▶ **Extracted data**:
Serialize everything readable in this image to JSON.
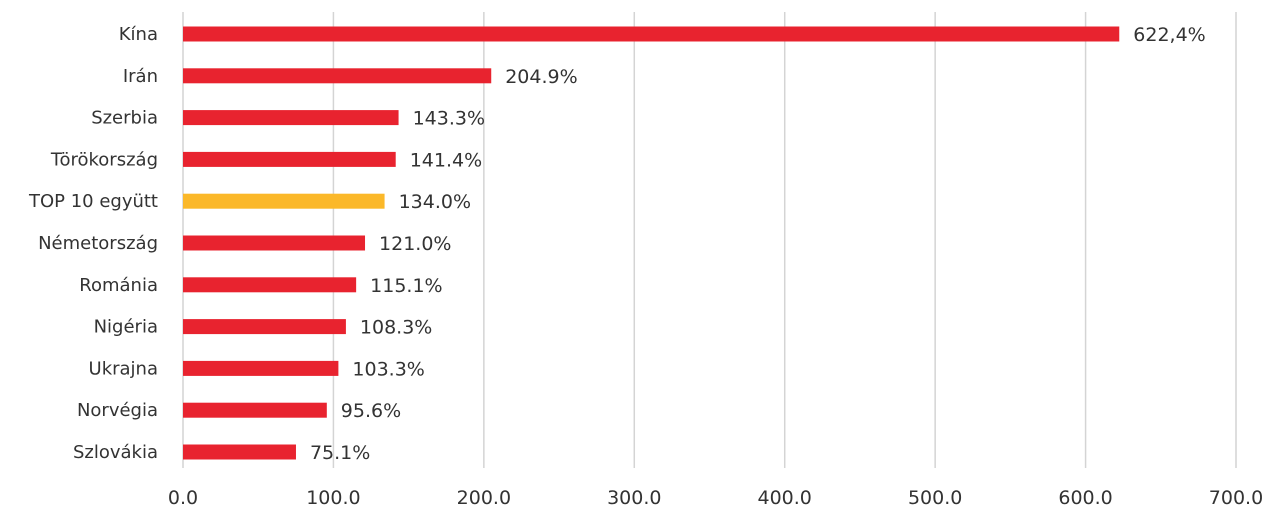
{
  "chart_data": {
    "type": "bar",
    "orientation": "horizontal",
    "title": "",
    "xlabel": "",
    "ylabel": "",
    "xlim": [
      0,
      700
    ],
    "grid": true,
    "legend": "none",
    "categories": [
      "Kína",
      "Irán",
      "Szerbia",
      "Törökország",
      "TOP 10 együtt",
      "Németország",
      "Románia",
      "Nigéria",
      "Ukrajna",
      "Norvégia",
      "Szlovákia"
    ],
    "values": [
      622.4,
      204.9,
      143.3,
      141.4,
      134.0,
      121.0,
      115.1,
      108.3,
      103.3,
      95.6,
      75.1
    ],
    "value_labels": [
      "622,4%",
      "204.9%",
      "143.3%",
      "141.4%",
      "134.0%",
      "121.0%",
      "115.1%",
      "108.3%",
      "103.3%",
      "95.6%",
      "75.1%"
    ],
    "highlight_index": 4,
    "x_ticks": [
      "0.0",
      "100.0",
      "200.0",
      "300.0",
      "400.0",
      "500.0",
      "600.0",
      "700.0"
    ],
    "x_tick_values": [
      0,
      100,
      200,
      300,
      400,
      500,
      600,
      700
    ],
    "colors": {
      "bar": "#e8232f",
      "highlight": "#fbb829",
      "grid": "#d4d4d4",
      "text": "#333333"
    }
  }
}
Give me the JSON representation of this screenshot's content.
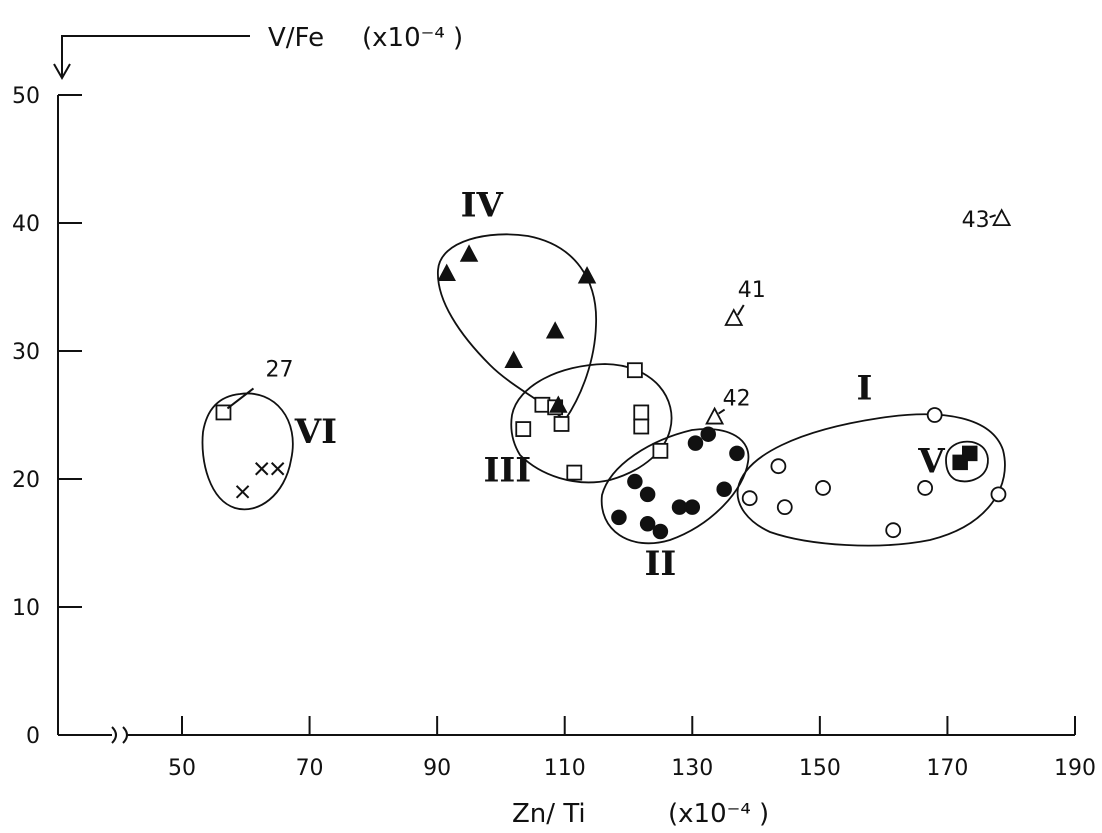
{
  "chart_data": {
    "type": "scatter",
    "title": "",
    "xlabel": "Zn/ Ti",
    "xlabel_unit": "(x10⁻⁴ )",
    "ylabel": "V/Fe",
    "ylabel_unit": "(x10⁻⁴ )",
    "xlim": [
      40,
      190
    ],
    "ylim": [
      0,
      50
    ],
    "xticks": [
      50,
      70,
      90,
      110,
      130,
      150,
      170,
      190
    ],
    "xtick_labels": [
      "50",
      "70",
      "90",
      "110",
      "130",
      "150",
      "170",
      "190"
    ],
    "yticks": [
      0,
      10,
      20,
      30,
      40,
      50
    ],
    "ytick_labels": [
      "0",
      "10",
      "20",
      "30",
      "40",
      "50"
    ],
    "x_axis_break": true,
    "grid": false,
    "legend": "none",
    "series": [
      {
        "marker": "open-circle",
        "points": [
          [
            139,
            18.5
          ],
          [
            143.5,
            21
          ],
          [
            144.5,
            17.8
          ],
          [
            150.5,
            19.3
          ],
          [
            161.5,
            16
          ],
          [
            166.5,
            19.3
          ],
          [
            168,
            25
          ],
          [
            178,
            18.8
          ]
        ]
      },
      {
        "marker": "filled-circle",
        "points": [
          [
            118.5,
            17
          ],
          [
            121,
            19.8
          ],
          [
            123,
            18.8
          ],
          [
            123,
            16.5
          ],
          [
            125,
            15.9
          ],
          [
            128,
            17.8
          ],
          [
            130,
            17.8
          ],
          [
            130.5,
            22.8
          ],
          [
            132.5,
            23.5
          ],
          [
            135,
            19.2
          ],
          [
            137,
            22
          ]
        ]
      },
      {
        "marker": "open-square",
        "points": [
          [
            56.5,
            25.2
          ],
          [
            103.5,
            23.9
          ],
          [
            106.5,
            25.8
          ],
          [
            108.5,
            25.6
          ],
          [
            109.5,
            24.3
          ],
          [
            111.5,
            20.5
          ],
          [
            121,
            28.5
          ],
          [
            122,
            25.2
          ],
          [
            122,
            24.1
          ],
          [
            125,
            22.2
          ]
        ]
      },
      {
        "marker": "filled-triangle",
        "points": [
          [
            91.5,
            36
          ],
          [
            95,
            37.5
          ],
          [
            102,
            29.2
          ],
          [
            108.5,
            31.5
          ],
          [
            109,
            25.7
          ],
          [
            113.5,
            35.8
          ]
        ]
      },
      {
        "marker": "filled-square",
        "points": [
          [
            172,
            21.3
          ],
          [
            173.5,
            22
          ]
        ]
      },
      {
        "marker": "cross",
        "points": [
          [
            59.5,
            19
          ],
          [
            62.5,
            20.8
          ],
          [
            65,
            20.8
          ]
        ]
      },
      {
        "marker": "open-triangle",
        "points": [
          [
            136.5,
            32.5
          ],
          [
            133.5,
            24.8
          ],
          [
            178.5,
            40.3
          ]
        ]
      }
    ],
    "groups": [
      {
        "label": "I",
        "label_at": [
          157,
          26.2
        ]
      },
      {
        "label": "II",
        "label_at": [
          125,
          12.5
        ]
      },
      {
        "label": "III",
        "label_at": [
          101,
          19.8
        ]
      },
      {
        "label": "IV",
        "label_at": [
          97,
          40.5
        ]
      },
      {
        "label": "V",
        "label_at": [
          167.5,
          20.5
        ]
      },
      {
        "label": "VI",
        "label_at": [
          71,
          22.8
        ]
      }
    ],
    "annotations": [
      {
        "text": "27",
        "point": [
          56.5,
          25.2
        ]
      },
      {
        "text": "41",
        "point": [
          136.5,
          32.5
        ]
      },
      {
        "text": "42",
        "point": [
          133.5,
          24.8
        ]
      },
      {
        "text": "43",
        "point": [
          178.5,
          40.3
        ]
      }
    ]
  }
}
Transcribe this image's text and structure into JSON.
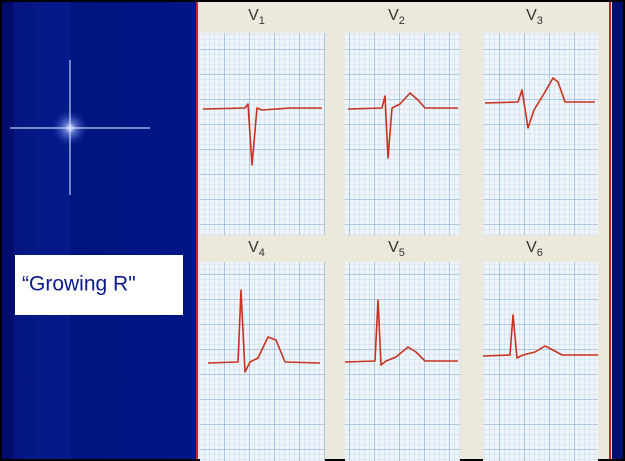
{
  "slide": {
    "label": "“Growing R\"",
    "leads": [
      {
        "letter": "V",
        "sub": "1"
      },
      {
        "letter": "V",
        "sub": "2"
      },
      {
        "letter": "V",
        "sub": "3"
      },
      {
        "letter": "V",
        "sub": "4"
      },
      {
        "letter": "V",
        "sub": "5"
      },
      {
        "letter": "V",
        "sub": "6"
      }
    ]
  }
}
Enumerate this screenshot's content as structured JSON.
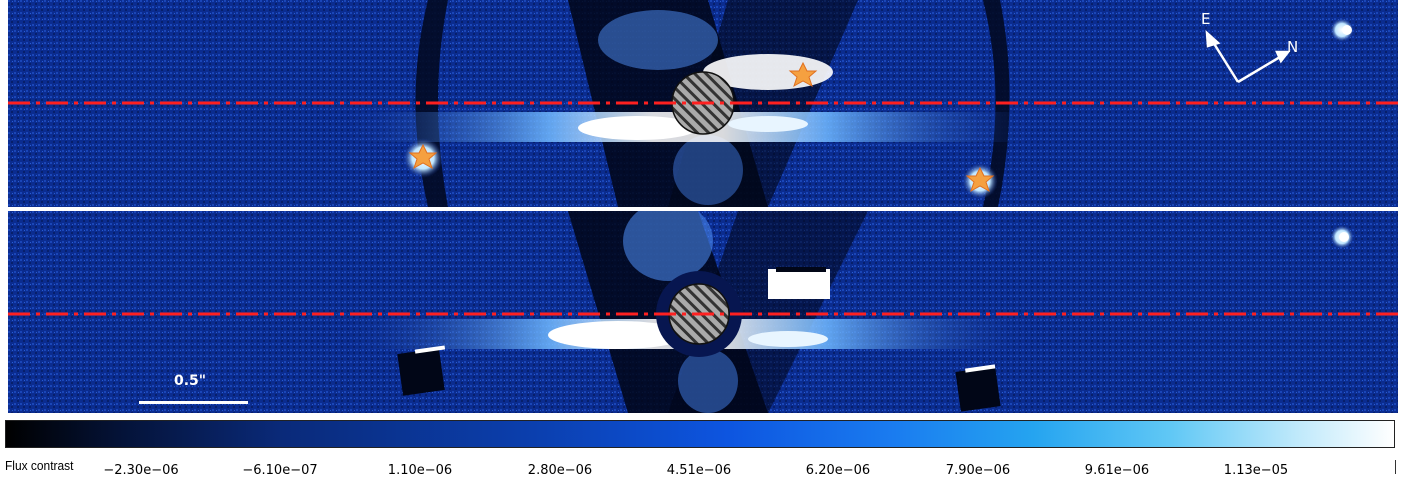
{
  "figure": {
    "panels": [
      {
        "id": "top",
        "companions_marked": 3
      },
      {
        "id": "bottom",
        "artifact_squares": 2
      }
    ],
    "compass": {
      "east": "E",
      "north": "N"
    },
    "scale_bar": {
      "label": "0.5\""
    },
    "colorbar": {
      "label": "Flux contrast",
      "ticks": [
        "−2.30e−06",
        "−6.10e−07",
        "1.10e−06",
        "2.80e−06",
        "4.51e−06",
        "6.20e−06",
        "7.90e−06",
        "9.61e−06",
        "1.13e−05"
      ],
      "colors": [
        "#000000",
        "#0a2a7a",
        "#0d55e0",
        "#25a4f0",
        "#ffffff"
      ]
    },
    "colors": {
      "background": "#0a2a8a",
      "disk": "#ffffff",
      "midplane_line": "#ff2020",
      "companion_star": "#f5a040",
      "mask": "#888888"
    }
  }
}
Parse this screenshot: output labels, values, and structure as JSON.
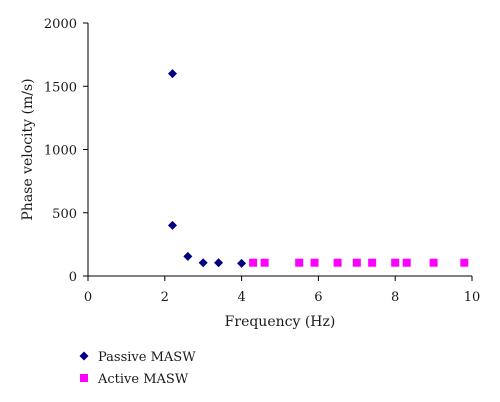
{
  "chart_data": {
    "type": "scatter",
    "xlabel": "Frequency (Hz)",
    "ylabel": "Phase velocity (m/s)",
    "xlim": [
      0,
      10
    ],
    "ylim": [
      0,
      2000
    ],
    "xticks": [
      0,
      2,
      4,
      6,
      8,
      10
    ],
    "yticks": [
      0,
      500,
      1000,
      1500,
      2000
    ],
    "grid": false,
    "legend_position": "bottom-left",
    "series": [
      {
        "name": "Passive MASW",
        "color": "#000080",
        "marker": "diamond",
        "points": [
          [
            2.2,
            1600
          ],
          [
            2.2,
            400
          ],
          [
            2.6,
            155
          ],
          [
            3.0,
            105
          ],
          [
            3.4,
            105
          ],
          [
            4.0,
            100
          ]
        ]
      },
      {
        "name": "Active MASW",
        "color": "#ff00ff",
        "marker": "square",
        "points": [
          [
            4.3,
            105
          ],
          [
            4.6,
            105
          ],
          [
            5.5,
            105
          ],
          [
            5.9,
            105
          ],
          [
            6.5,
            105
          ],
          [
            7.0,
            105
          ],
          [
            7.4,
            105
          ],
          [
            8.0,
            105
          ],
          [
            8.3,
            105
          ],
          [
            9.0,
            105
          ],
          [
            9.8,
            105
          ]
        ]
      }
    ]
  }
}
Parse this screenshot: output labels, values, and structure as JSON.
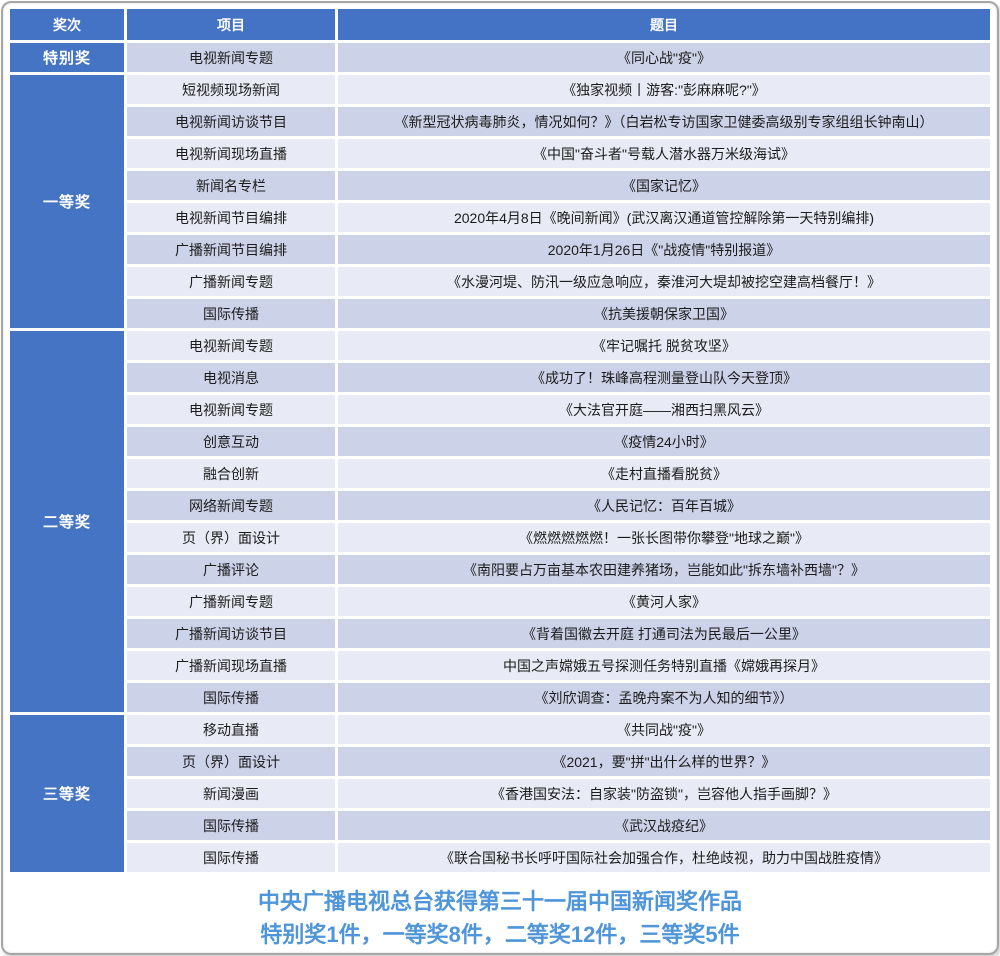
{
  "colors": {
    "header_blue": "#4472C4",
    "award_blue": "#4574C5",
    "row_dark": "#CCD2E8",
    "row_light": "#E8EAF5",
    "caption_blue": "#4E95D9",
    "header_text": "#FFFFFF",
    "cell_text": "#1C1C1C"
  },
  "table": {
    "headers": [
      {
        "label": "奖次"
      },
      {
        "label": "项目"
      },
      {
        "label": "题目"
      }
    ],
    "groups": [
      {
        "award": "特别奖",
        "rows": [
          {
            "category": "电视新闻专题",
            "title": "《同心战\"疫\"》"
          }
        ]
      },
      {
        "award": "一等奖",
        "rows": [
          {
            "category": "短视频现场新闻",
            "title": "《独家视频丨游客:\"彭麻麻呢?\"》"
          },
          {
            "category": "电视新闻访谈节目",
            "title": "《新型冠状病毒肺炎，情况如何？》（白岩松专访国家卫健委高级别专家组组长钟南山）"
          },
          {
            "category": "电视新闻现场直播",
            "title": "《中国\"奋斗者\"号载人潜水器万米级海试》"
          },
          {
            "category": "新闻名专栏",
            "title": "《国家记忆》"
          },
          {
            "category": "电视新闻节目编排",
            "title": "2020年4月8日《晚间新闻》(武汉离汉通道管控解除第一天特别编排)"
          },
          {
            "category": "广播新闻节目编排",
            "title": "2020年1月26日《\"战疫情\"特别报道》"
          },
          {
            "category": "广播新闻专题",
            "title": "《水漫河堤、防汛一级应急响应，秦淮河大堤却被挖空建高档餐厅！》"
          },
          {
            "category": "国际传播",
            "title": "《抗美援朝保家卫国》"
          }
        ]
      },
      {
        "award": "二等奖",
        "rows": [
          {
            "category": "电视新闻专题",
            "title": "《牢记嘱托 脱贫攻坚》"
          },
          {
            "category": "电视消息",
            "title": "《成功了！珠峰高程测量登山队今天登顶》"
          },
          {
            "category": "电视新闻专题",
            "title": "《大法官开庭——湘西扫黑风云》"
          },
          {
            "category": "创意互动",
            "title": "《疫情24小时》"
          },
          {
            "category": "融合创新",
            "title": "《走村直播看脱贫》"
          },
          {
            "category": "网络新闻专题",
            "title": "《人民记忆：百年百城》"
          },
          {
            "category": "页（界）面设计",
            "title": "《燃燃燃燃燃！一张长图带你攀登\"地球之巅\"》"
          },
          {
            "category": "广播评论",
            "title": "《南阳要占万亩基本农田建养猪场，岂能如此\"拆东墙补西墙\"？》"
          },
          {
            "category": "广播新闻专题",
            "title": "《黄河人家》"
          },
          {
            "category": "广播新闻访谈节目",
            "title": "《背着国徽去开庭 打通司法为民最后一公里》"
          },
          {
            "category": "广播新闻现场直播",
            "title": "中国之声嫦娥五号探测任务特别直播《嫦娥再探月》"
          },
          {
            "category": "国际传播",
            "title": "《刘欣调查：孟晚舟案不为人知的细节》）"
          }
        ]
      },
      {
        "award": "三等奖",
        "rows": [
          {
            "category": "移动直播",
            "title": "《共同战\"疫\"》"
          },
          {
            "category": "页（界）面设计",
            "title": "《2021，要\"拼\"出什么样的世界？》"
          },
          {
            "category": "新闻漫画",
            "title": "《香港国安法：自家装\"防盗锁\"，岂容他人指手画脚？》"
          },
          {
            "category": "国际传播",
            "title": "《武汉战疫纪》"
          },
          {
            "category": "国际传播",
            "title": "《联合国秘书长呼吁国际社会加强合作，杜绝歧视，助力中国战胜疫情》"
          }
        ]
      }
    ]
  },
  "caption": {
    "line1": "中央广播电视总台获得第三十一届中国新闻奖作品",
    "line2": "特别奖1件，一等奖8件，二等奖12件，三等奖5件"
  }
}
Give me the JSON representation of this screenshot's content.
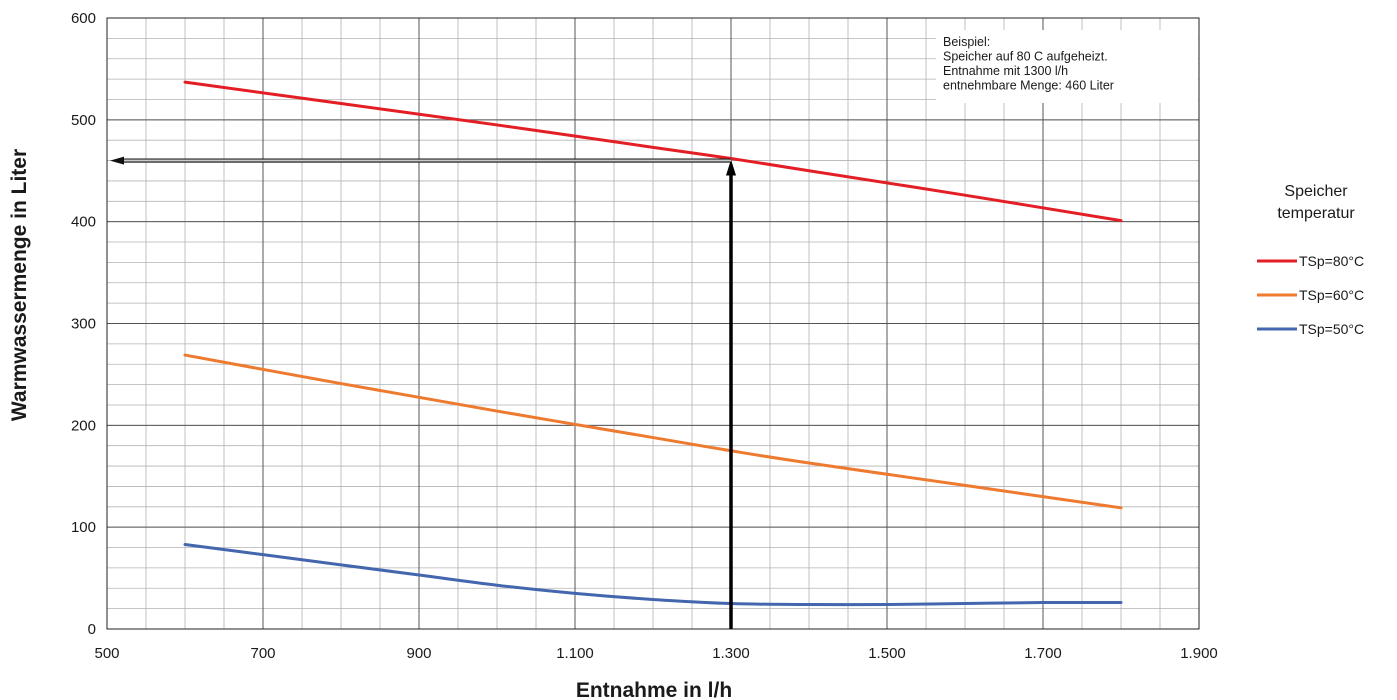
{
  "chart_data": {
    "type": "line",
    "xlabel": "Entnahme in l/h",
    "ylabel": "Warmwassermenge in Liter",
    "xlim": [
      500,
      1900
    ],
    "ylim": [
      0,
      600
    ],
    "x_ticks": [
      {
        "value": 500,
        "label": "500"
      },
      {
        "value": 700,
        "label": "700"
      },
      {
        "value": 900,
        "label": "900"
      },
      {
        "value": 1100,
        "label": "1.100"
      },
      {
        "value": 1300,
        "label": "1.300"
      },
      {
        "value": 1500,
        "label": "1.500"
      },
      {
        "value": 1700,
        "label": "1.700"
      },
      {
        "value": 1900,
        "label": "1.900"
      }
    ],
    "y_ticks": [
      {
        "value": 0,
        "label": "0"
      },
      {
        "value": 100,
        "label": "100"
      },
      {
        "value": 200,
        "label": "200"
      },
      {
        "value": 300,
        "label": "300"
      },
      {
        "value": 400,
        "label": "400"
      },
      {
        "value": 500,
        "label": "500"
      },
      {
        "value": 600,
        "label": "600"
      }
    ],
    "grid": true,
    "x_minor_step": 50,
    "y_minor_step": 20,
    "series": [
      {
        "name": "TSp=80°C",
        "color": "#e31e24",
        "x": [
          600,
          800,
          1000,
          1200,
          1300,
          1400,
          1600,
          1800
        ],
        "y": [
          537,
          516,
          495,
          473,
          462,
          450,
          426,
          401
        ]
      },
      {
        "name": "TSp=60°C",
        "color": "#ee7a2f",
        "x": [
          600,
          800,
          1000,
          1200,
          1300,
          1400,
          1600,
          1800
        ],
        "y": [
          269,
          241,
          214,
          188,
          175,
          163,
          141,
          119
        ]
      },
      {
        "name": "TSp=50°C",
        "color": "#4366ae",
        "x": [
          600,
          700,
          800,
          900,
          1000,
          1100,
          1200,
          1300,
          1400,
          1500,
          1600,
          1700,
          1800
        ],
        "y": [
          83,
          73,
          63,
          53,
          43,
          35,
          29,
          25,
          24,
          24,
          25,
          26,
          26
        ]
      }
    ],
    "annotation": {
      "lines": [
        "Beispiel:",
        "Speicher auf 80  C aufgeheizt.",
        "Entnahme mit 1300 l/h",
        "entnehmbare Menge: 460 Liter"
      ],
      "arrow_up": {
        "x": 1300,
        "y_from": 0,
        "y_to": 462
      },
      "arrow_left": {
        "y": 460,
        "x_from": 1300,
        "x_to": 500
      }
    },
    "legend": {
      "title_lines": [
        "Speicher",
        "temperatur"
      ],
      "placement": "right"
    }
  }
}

▶ **Required task**: Every line that holds the word "bottom" should be extracted.

▶ **Response**:
        "id": "bottom",
    "legend_position": "bottom-left",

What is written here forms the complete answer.